Stored data entries
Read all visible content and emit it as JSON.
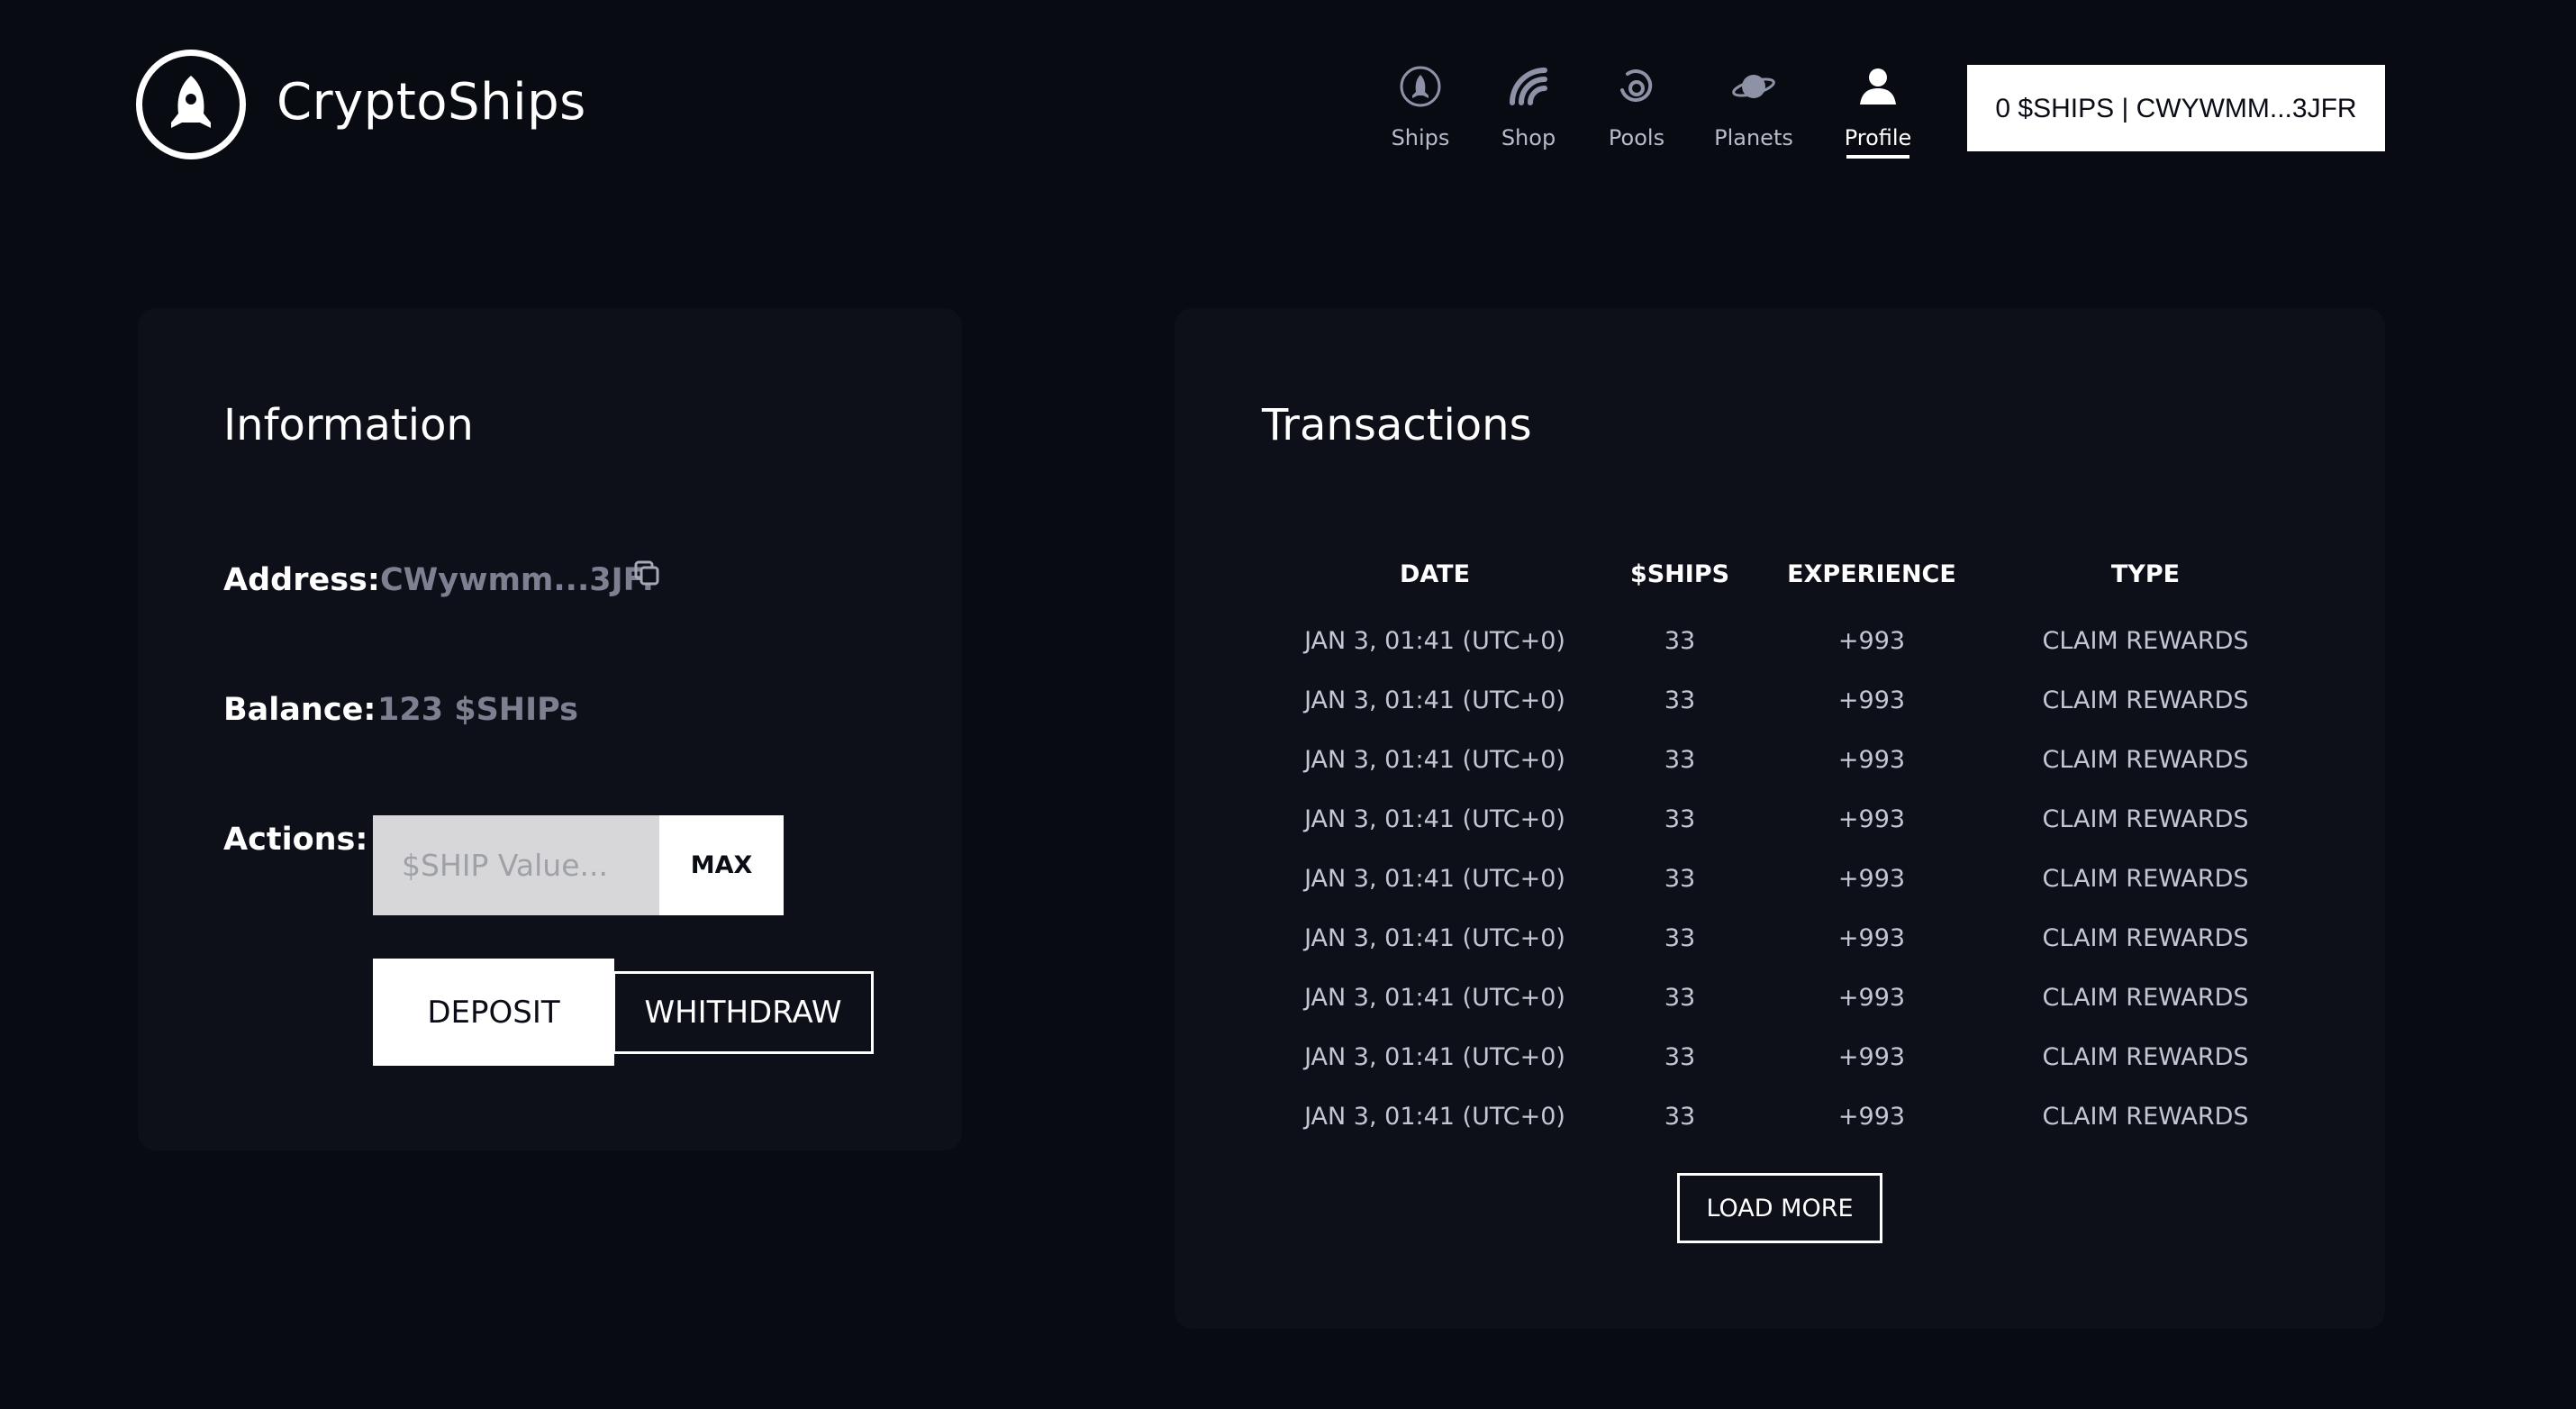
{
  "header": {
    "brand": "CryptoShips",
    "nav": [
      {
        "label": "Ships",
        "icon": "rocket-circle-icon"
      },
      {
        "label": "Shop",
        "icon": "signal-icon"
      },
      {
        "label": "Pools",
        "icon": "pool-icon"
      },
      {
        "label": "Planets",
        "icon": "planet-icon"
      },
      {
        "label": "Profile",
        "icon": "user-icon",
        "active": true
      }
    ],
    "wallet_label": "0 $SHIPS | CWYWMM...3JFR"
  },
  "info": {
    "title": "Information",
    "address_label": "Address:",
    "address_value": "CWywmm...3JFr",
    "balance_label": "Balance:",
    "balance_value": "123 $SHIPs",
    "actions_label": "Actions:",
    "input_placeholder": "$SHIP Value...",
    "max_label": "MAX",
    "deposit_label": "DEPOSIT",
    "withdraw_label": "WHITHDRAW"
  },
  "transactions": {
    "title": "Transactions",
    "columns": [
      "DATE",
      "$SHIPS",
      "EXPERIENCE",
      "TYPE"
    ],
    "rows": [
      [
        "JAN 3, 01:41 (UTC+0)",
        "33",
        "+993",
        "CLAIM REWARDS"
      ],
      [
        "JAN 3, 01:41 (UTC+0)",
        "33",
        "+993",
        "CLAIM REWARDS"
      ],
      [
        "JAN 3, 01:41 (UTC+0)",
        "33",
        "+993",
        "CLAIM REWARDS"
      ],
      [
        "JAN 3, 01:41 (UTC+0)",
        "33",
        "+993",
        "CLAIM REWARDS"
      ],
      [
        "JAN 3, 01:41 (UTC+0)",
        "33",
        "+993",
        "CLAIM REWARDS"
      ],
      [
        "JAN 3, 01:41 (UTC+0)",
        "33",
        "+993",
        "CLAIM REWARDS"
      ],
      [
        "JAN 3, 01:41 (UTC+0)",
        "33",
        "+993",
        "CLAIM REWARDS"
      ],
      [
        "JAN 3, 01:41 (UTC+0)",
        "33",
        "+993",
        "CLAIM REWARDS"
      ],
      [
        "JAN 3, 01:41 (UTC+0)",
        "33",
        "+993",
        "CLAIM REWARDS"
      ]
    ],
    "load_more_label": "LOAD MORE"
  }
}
* * *
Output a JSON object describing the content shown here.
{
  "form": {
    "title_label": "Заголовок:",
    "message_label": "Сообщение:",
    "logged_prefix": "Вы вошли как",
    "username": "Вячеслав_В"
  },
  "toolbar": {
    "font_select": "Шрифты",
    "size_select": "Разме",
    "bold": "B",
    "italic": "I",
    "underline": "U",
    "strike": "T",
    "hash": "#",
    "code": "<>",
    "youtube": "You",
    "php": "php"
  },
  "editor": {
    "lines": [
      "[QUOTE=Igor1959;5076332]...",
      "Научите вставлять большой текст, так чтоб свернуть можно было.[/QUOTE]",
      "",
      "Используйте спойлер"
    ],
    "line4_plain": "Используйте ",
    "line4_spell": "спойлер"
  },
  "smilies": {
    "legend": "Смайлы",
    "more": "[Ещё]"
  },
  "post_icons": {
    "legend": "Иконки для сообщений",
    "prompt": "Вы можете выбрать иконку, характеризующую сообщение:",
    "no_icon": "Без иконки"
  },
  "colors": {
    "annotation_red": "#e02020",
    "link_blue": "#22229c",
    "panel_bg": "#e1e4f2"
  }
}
* * *
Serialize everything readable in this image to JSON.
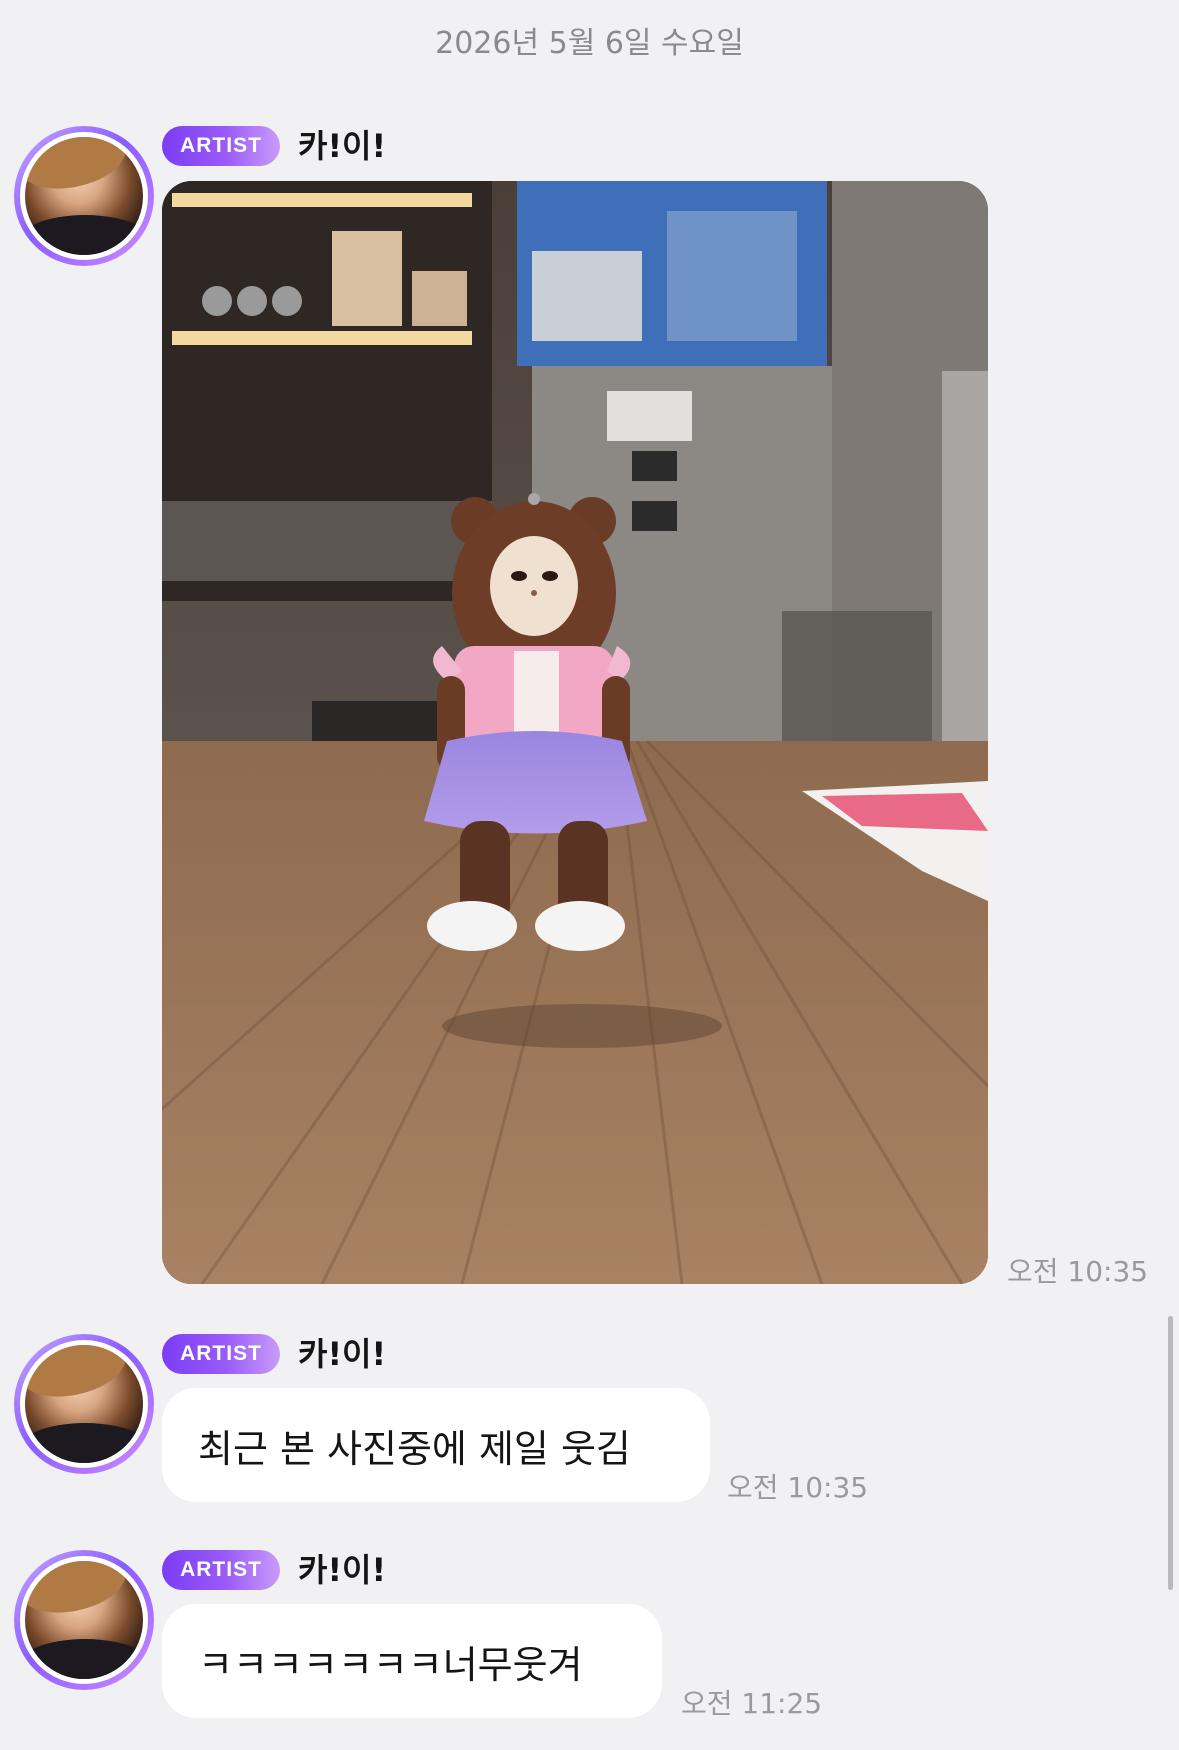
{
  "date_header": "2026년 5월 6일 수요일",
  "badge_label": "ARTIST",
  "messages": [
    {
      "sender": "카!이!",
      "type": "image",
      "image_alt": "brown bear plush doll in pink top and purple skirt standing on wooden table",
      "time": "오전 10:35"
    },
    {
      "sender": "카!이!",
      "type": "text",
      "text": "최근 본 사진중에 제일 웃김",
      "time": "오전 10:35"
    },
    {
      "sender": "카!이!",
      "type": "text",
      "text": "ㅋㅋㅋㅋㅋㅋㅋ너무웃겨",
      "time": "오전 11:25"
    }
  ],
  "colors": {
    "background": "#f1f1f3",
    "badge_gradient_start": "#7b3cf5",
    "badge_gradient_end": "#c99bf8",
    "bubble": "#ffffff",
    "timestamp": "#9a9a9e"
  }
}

Written instruction: Filter the entries down to the lines with the word "Используйте" in them.

Result of this task:
      "Используйте спойлер"
    "line4_plain": "Используйте ",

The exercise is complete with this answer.